_What to produce:_
Return each line of the listing that contains the string "Percentiles".

---------- Data listing ----------

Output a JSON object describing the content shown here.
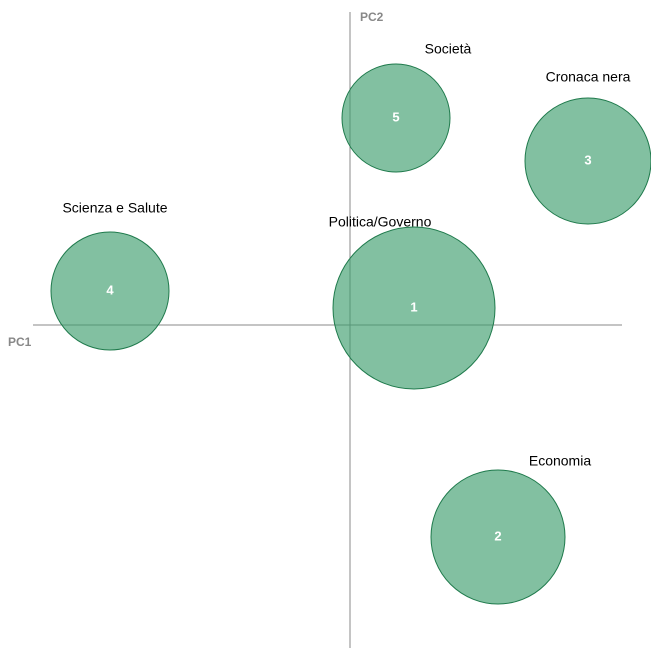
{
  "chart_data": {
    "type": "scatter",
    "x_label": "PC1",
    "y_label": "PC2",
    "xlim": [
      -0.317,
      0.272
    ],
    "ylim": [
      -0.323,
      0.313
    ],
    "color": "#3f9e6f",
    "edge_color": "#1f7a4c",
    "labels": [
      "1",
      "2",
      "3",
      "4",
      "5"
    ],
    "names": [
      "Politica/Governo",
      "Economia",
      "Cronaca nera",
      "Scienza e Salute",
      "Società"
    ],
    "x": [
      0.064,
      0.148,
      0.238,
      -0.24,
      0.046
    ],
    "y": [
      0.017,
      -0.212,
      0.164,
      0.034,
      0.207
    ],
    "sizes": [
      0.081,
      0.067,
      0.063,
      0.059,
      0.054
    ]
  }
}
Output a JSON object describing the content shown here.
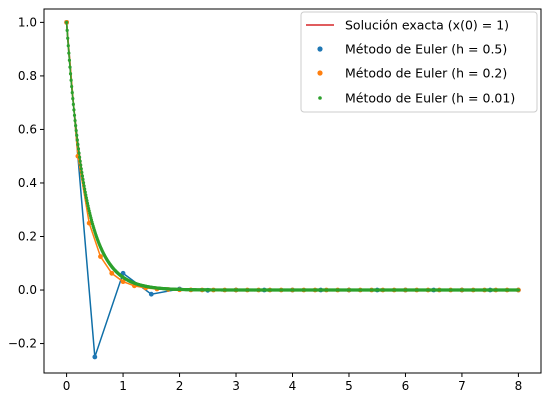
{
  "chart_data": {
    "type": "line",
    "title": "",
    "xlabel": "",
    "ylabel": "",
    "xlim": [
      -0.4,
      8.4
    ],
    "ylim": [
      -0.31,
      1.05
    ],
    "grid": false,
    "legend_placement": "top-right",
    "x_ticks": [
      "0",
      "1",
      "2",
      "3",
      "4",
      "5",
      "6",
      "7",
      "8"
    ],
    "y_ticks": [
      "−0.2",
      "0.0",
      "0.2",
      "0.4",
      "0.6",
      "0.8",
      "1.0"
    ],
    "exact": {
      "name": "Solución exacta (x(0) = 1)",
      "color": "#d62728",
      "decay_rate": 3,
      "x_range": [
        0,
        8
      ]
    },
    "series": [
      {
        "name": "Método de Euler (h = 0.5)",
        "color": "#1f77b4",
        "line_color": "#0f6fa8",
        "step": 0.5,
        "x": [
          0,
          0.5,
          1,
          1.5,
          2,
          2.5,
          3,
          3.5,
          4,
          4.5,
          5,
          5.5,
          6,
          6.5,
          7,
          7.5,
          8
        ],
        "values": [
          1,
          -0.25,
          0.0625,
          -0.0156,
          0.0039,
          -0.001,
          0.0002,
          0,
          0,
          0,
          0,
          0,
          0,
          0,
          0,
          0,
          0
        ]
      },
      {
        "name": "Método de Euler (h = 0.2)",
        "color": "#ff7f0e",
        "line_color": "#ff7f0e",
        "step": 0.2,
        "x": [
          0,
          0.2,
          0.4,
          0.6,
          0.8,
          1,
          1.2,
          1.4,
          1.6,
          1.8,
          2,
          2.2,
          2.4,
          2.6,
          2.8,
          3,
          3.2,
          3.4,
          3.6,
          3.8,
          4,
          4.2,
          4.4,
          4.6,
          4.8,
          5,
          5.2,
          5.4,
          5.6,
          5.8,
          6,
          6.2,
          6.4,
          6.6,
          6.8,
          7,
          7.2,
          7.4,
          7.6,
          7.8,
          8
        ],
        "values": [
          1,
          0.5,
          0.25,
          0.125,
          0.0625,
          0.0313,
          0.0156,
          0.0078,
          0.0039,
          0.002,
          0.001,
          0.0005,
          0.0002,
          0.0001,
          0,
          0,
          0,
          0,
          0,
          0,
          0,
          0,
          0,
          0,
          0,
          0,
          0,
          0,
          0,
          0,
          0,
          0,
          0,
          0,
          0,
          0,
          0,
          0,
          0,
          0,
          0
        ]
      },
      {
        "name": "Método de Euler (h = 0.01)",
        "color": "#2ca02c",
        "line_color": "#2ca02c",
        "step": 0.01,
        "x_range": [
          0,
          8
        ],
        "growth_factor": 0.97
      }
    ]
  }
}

----------
---------- Data listing ----------

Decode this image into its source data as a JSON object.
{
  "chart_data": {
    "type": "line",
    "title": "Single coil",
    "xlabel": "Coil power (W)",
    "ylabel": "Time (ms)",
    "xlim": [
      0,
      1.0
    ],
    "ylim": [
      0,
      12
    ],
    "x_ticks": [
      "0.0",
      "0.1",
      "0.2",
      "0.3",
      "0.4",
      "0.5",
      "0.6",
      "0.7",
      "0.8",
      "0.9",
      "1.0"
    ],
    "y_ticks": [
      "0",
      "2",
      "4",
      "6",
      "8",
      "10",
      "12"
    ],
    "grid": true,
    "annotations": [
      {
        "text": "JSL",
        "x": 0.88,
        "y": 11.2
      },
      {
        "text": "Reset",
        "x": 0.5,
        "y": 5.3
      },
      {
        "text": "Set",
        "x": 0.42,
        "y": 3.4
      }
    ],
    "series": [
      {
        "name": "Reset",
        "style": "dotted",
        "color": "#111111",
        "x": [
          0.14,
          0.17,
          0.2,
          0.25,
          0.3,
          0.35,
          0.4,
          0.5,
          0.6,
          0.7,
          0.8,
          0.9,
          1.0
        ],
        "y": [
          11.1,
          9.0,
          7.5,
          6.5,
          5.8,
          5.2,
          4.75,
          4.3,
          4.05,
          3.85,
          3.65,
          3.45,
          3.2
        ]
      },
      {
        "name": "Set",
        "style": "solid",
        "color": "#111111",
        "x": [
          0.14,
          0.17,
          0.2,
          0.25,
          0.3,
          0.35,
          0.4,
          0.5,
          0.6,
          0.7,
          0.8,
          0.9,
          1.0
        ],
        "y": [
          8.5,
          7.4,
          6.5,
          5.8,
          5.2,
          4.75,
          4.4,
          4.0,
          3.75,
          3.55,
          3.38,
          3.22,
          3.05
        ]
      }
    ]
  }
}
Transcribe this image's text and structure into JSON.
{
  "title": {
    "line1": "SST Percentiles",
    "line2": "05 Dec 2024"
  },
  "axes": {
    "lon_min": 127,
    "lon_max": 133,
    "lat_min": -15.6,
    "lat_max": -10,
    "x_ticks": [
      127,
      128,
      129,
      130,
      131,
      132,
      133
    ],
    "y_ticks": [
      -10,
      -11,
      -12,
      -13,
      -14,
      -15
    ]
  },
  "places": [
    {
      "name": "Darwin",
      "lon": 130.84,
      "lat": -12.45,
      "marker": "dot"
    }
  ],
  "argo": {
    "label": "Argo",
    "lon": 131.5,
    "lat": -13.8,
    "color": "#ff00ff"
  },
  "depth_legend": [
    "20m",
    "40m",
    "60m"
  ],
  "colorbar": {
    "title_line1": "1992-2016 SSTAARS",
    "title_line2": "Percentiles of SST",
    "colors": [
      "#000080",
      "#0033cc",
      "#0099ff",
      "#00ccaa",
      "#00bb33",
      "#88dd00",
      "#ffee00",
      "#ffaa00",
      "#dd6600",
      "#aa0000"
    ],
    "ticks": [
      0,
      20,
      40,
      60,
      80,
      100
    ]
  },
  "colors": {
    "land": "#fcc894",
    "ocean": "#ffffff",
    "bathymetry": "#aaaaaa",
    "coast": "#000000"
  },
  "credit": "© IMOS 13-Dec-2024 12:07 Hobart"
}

----------

_Response for this exercise:_
    "line1": "SST Percentiles",
    "title_line2": "Percentiles of SST",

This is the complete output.